[Entries from a visual dataset]

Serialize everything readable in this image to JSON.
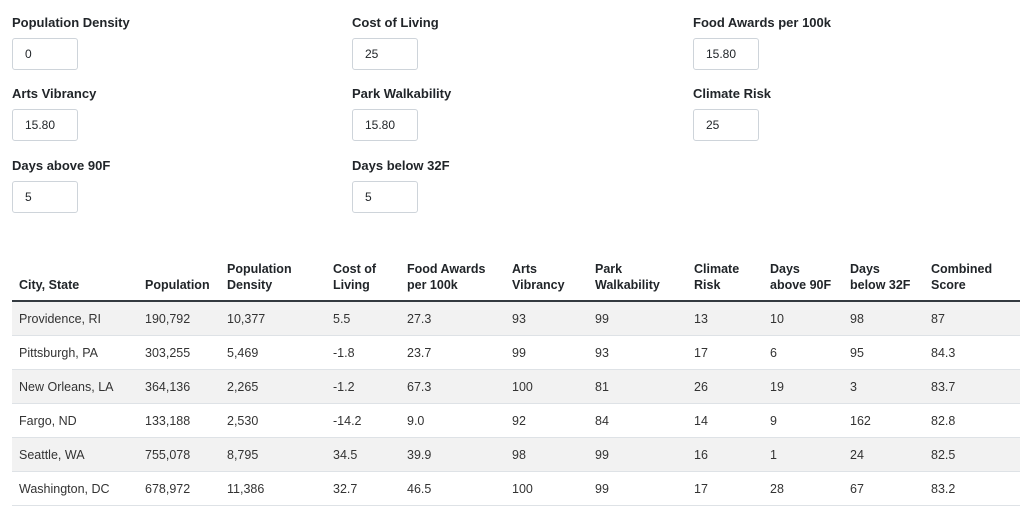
{
  "filters": [
    {
      "label": "Population Density",
      "value": "0"
    },
    {
      "label": "Cost of Living",
      "value": "25"
    },
    {
      "label": "Food Awards per 100k",
      "value": "15.80"
    },
    {
      "label": "Arts Vibrancy",
      "value": "15.80"
    },
    {
      "label": "Park Walkability",
      "value": "15.80"
    },
    {
      "label": "Climate Risk",
      "value": "25"
    },
    {
      "label": "Days above 90F",
      "value": "5"
    },
    {
      "label": "Days below 32F",
      "value": "5"
    }
  ],
  "table": {
    "headers": [
      "City, State",
      "Population",
      "Population Density",
      "Cost of Living",
      "Food Awards per 100k",
      "Arts Vibrancy",
      "Park Walkability",
      "Climate Risk",
      "Days above 90F",
      "Days below 32F",
      "Combined Score"
    ],
    "rows": [
      [
        "Providence, RI",
        "190,792",
        "10,377",
        "5.5",
        "27.3",
        "93",
        "99",
        "13",
        "10",
        "98",
        "87"
      ],
      [
        "Pittsburgh, PA",
        "303,255",
        "5,469",
        "-1.8",
        "23.7",
        "99",
        "93",
        "17",
        "6",
        "95",
        "84.3"
      ],
      [
        "New Orleans, LA",
        "364,136",
        "2,265",
        "-1.2",
        "67.3",
        "100",
        "81",
        "26",
        "19",
        "3",
        "83.7"
      ],
      [
        "Fargo, ND",
        "133,188",
        "2,530",
        "-14.2",
        "9.0",
        "92",
        "84",
        "14",
        "9",
        "162",
        "82.8"
      ],
      [
        "Seattle, WA",
        "755,078",
        "8,795",
        "34.5",
        "39.9",
        "98",
        "99",
        "16",
        "1",
        "24",
        "82.5"
      ],
      [
        "Washington, DC",
        "678,972",
        "11,386",
        "32.7",
        "46.5",
        "100",
        "99",
        "17",
        "28",
        "67",
        "83.2"
      ]
    ]
  }
}
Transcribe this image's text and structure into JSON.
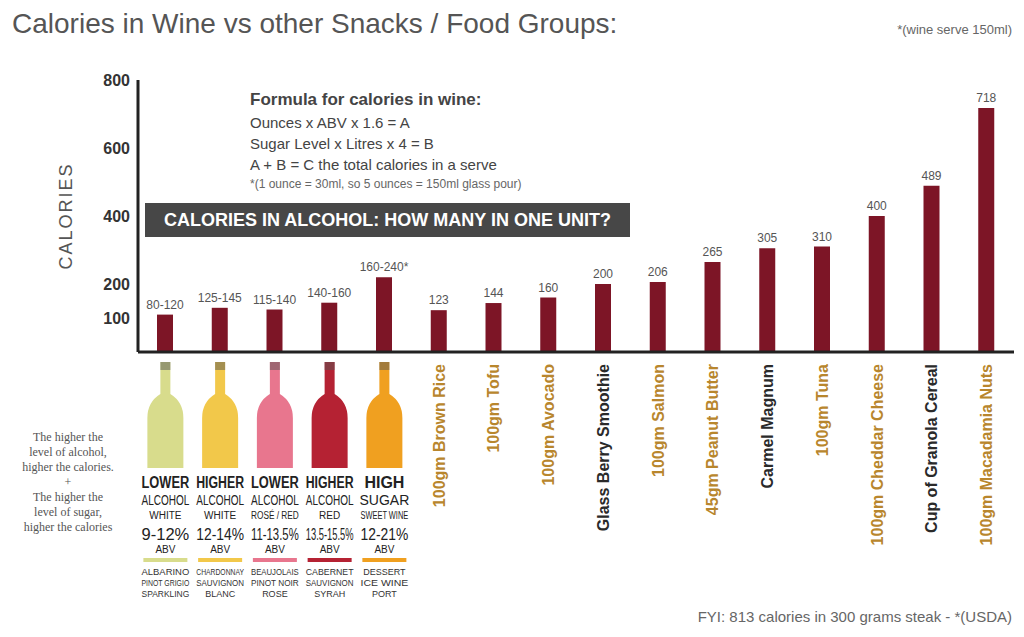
{
  "chart_data": {
    "type": "bar",
    "title": "Calories in Wine vs other Snacks / Food Groups:",
    "subtitle": "*(wine serve 150ml)",
    "y_label": "CALORIES",
    "categories": [
      "LOWER ALCOHOL WHITE",
      "HIGHER ALCOHOL WHITE",
      "LOWER ALCOHOL ROSÉ / RED",
      "HIGHER ALCOHOL RED",
      "HIGH SUGAR SWEET WINE",
      "100gm Brown Rice",
      "100gm Tofu",
      "100gm Avocado",
      "Glass Berry Smoothie",
      "100gm Salmon",
      "45gm Peanut Butter",
      "Carmel Magnum",
      "100gm Tuna",
      "100gm Cheddar Cheese",
      "Cup of Granola Cereal",
      "100gm Macadamia Nuts"
    ],
    "values": [
      110,
      130,
      125,
      145,
      220,
      123,
      144,
      160,
      200,
      206,
      265,
      305,
      310,
      400,
      489,
      718
    ],
    "value_labels": [
      "80-120",
      "125-145",
      "115-140",
      "140-160",
      "160-240*",
      "123",
      "144",
      "160",
      "200",
      "206",
      "265",
      "305",
      "310",
      "400",
      "489",
      "718"
    ],
    "abv": [
      "9-12% ABV",
      "12-14% ABV",
      "11-13.5% ABV",
      "13.5-15.5% ABV",
      "12-21% ABV",
      null,
      null,
      null,
      null,
      null,
      null,
      null,
      null,
      null,
      null,
      null
    ],
    "grapes": [
      [
        "ALBARINO",
        "PINOT GRIGIO",
        "SPARKLING"
      ],
      [
        "CHARDONNAY",
        "SAUVIGNON",
        "BLANC"
      ],
      [
        "BEAUJOLAIS",
        "PINOT NOIR",
        "ROSE"
      ],
      [
        "CABERNET",
        "SAUVIGNON",
        "SYRAH"
      ],
      [
        "DESSERT",
        "ICE WINE",
        "PORT"
      ],
      null,
      null,
      null,
      null,
      null,
      null,
      null,
      null,
      null,
      null,
      null
    ],
    "color": "#7d1526",
    "ylim": [
      0,
      800
    ],
    "yticks": [
      100,
      200,
      400,
      600,
      800
    ],
    "grid": false,
    "data_labels": true,
    "formula": {
      "heading": "Formula for calories in wine:",
      "lines": [
        "Ounces x ABV x 1.6 = A",
        "Sugar Level x Litres x 4 = B",
        "A + B = C the total calories in a serve"
      ],
      "footnote": "*(1 ounce = 30ml, so 5 ounces = 150ml glass pour)"
    },
    "note": [
      "The higher the",
      "level of alcohol,",
      "higher the calories.",
      "+",
      "The higher the",
      "level of sugar,",
      "higher the calories"
    ],
    "footer": "FYI: 813 calories in 300 grams steak - *(USDA)",
    "banner": "CALORIES IN ALCOHOL: HOW MANY IN ONE UNIT?"
  }
}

Work to do: Leave the pictures out and copy the rest of the data exactly.

Reply:
Serialize everything readable in this image to JSON.
{
  "filters": [
    {
      "label": "Population Density",
      "value": "0"
    },
    {
      "label": "Cost of Living",
      "value": "25"
    },
    {
      "label": "Food Awards per 100k",
      "value": "15.80"
    },
    {
      "label": "Arts Vibrancy",
      "value": "15.80"
    },
    {
      "label": "Park Walkability",
      "value": "15.80"
    },
    {
      "label": "Climate Risk",
      "value": "25"
    },
    {
      "label": "Days above 90F",
      "value": "5"
    },
    {
      "label": "Days below 32F",
      "value": "5"
    }
  ],
  "table": {
    "headers": [
      "City, State",
      "Population",
      "Population Density",
      "Cost of Living",
      "Food Awards per 100k",
      "Arts Vibrancy",
      "Park Walkability",
      "Climate Risk",
      "Days above 90F",
      "Days below 32F",
      "Combined Score"
    ],
    "rows": [
      [
        "Providence, RI",
        "190,792",
        "10,377",
        "5.5",
        "27.3",
        "93",
        "99",
        "13",
        "10",
        "98",
        "87"
      ],
      [
        "Pittsburgh, PA",
        "303,255",
        "5,469",
        "-1.8",
        "23.7",
        "99",
        "93",
        "17",
        "6",
        "95",
        "84.3"
      ],
      [
        "New Orleans, LA",
        "364,136",
        "2,265",
        "-1.2",
        "67.3",
        "100",
        "81",
        "26",
        "19",
        "3",
        "83.7"
      ],
      [
        "Fargo, ND",
        "133,188",
        "2,530",
        "-14.2",
        "9.0",
        "92",
        "84",
        "14",
        "9",
        "162",
        "82.8"
      ],
      [
        "Seattle, WA",
        "755,078",
        "8,795",
        "34.5",
        "39.9",
        "98",
        "99",
        "16",
        "1",
        "24",
        "82.5"
      ],
      [
        "Washington, DC",
        "678,972",
        "11,386",
        "32.7",
        "46.5",
        "100",
        "99",
        "17",
        "28",
        "67",
        "83.2"
      ]
    ]
  }
}
Transcribe this image's text and structure into JSON.
{
  "chart_data": {
    "type": "bar",
    "title": "Calories in Wine vs other Snacks / Food Groups:",
    "subtitle": "*(wine serve 150ml)",
    "y_label": "CALORIES",
    "categories": [
      "LOWER ALCOHOL WHITE",
      "HIGHER ALCOHOL WHITE",
      "LOWER ALCOHOL ROSÉ / RED",
      "HIGHER ALCOHOL RED",
      "HIGH SUGAR SWEET WINE",
      "100gm Brown Rice",
      "100gm Tofu",
      "100gm Avocado",
      "Glass Berry Smoothie",
      "100gm Salmon",
      "45gm Peanut Butter",
      "Carmel Magnum",
      "100gm Tuna",
      "100gm Cheddar Cheese",
      "Cup of Granola Cereal",
      "100gm Macadamia Nuts"
    ],
    "values": [
      110,
      130,
      125,
      145,
      220,
      123,
      144,
      160,
      200,
      206,
      265,
      305,
      310,
      400,
      489,
      718
    ],
    "value_labels": [
      "80-120",
      "125-145",
      "115-140",
      "140-160",
      "160-240*",
      "123",
      "144",
      "160",
      "200",
      "206",
      "265",
      "305",
      "310",
      "400",
      "489",
      "718"
    ],
    "abv": [
      "9-12% ABV",
      "12-14% ABV",
      "11-13.5% ABV",
      "13.5-15.5% ABV",
      "12-21% ABV",
      null,
      null,
      null,
      null,
      null,
      null,
      null,
      null,
      null,
      null,
      null
    ],
    "grapes": [
      [
        "ALBARINO",
        "PINOT GRIGIO",
        "SPARKLING"
      ],
      [
        "CHARDONNAY",
        "SAUVIGNON",
        "BLANC"
      ],
      [
        "BEAUJOLAIS",
        "PINOT NOIR",
        "ROSE"
      ],
      [
        "CABERNET",
        "SAUVIGNON",
        "SYRAH"
      ],
      [
        "DESSERT",
        "ICE WINE",
        "PORT"
      ],
      null,
      null,
      null,
      null,
      null,
      null,
      null,
      null,
      null,
      null,
      null
    ],
    "color": "#7d1526",
    "ylim": [
      0,
      800
    ],
    "yticks": [
      100,
      200,
      400,
      600,
      800
    ],
    "grid": false,
    "data_labels": true,
    "formula": {
      "heading": "Formula for calories in wine:",
      "lines": [
        "Ounces x ABV x 1.6 = A",
        "Sugar Level x Litres x 4 = B",
        "A + B = C the total calories in a serve"
      ],
      "footnote": "*(1 ounce = 30ml, so 5 ounces = 150ml glass pour)"
    },
    "note": [
      "The higher the",
      "level of alcohol,",
      "higher the calories.",
      "+",
      "The higher the",
      "level of sugar,",
      "higher the calories"
    ],
    "footer": "FYI: 813 calories in 300 grams steak - *(USDA)",
    "banner": "CALORIES IN ALCOHOL: HOW MANY IN ONE UNIT?"
  }
}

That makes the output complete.